Short exercise: Go through the data and copy every line exactly, but not the images.

Records from a data source:
---+---

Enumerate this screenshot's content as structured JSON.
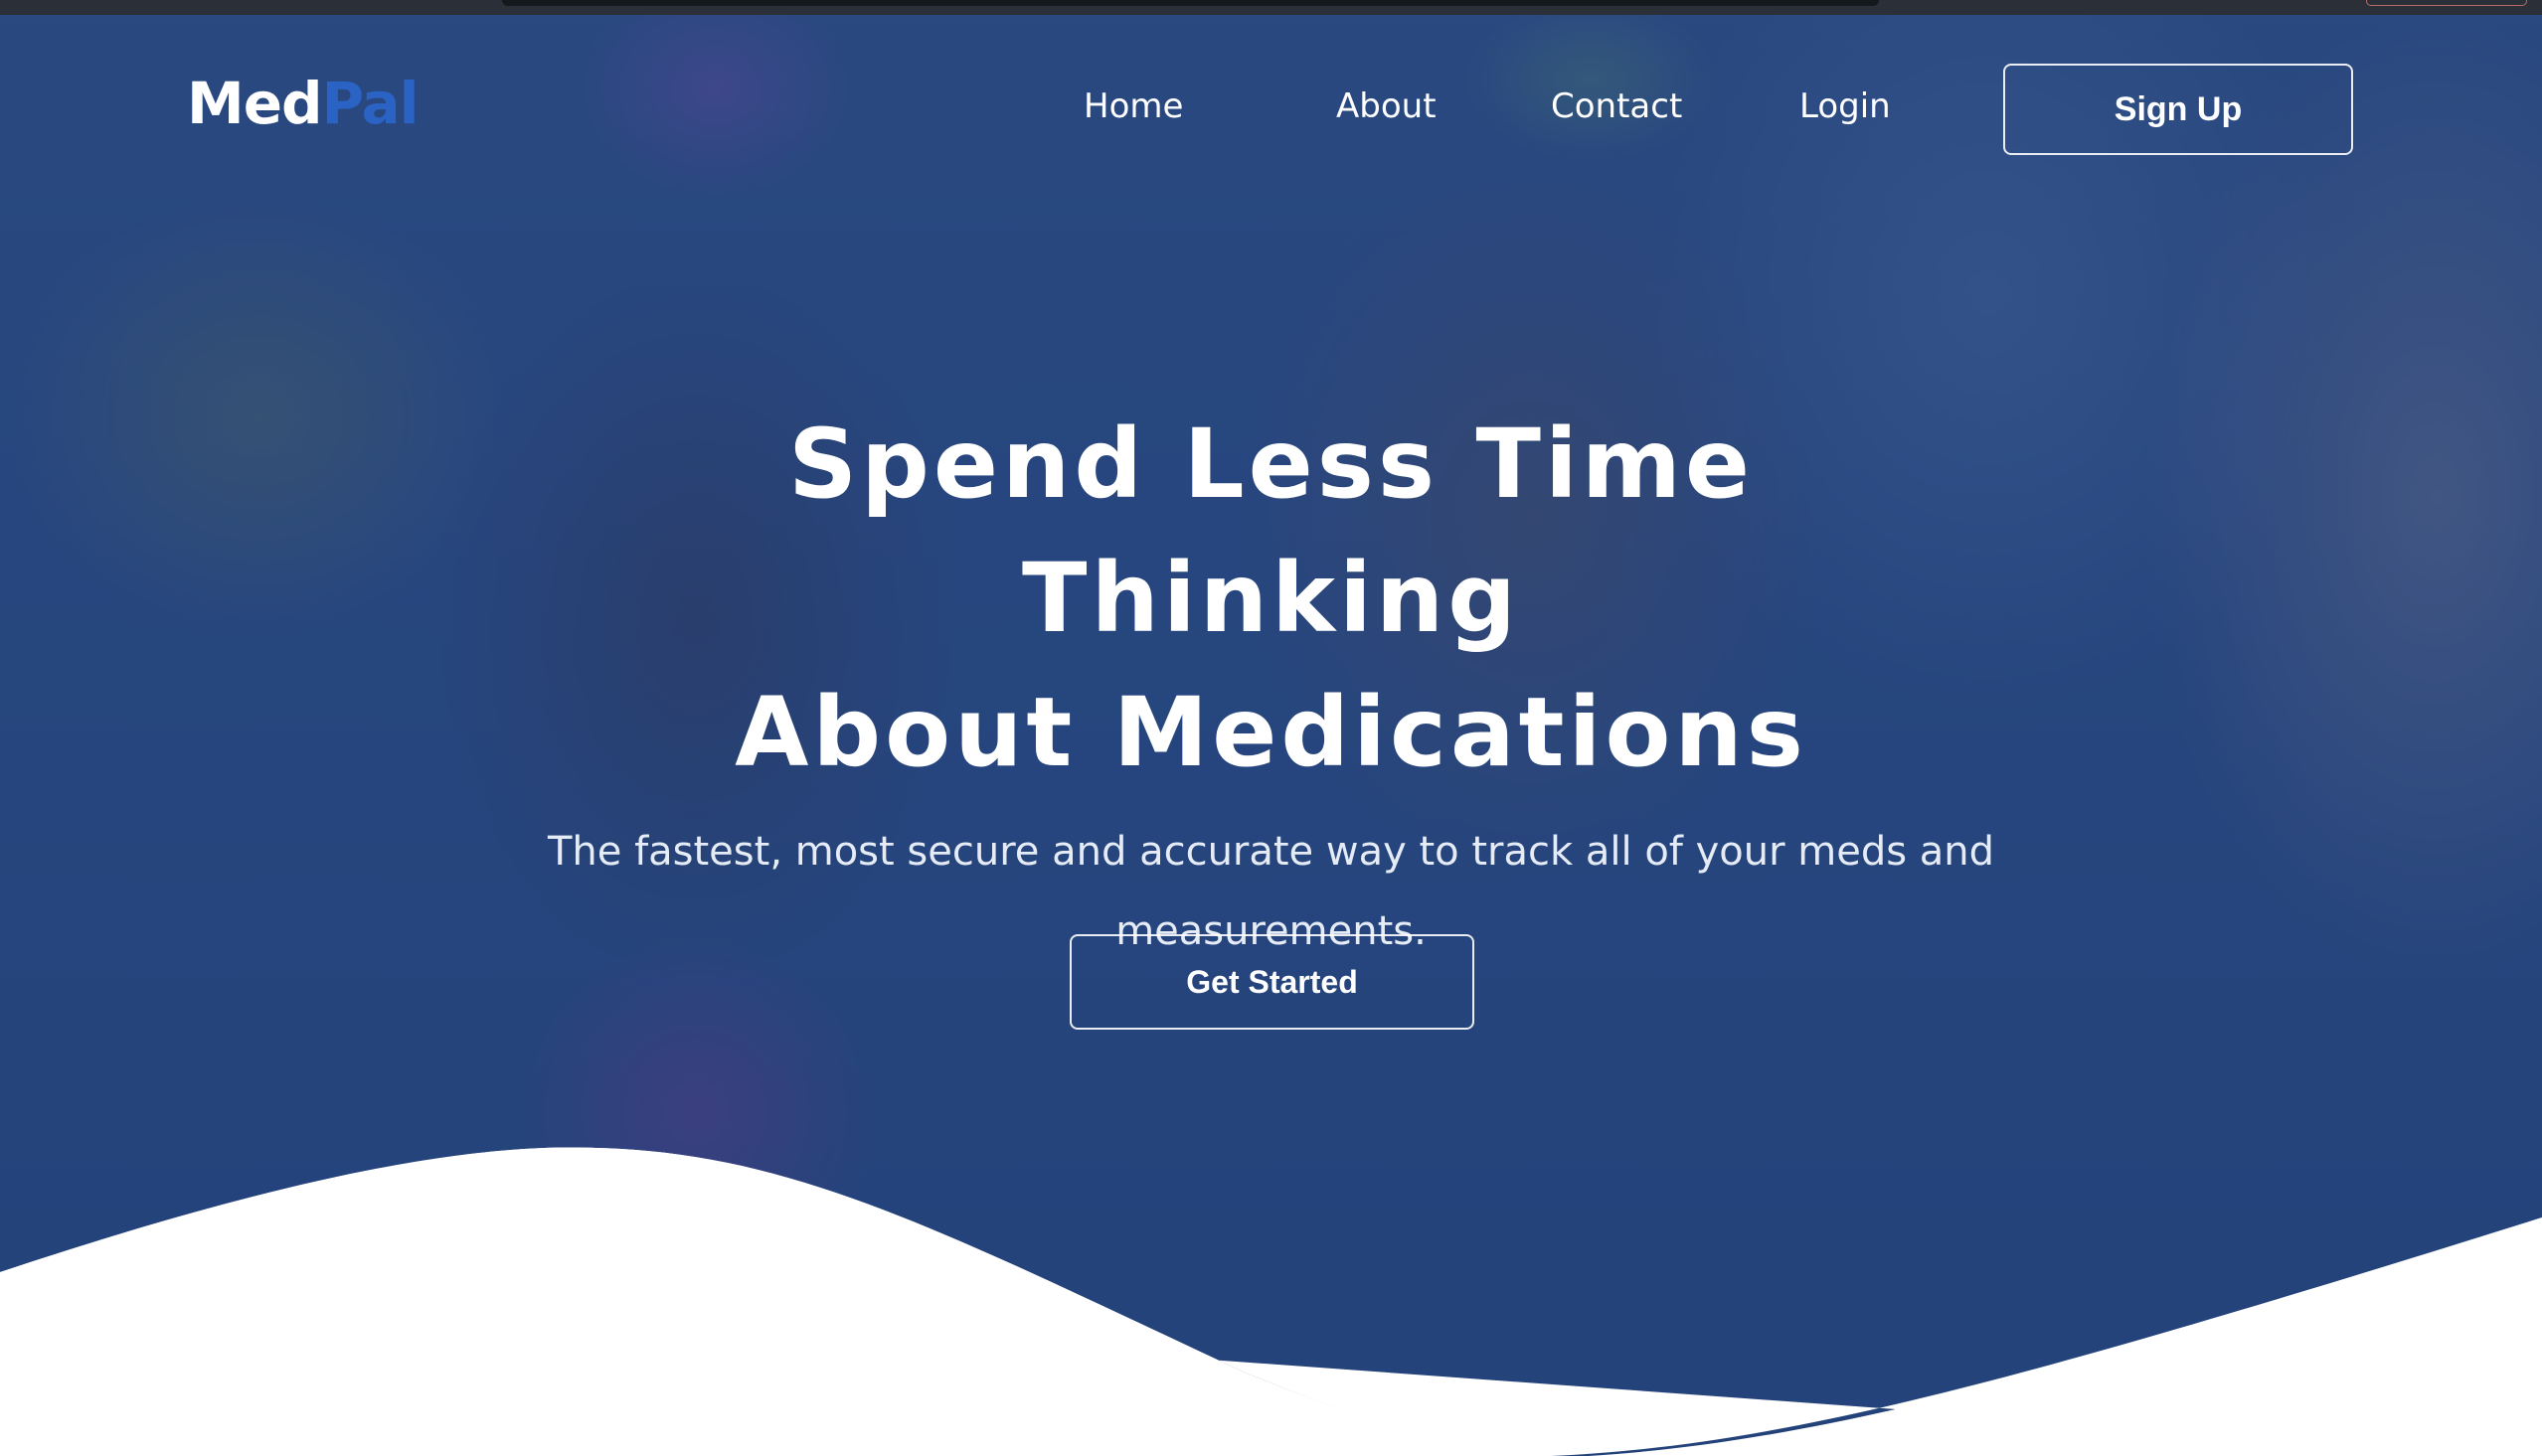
{
  "brand": {
    "name_part1": "Med",
    "name_part2": "Pal",
    "accent_color": "#2a63c4"
  },
  "nav": {
    "items": [
      {
        "label": "Home"
      },
      {
        "label": "About"
      },
      {
        "label": "Contact"
      },
      {
        "label": "Login"
      }
    ],
    "signup_label": "Sign Up"
  },
  "hero": {
    "headline_line1": "Spend Less Time Thinking",
    "headline_line2": "About Medications",
    "subtitle": "The fastest, most secure and accurate way to track all of your meds and measurements.",
    "cta_label": "Get Started",
    "overlay_color": "#1c3a78",
    "wave_color": "#ffffff"
  }
}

---+---

Answer:
Enumerate this screenshot's content as structured JSON.
{
  "brand": {
    "name_part1": "Med",
    "name_part2": "Pal",
    "accent_color": "#2a63c4"
  },
  "nav": {
    "items": [
      {
        "label": "Home"
      },
      {
        "label": "About"
      },
      {
        "label": "Contact"
      },
      {
        "label": "Login"
      }
    ],
    "signup_label": "Sign Up"
  },
  "hero": {
    "headline_line1": "Spend Less Time Thinking",
    "headline_line2": "About Medications",
    "subtitle": "The fastest, most secure and accurate way to track all of your meds and measurements.",
    "cta_label": "Get Started",
    "overlay_color": "#1c3a78",
    "wave_color": "#ffffff"
  }
}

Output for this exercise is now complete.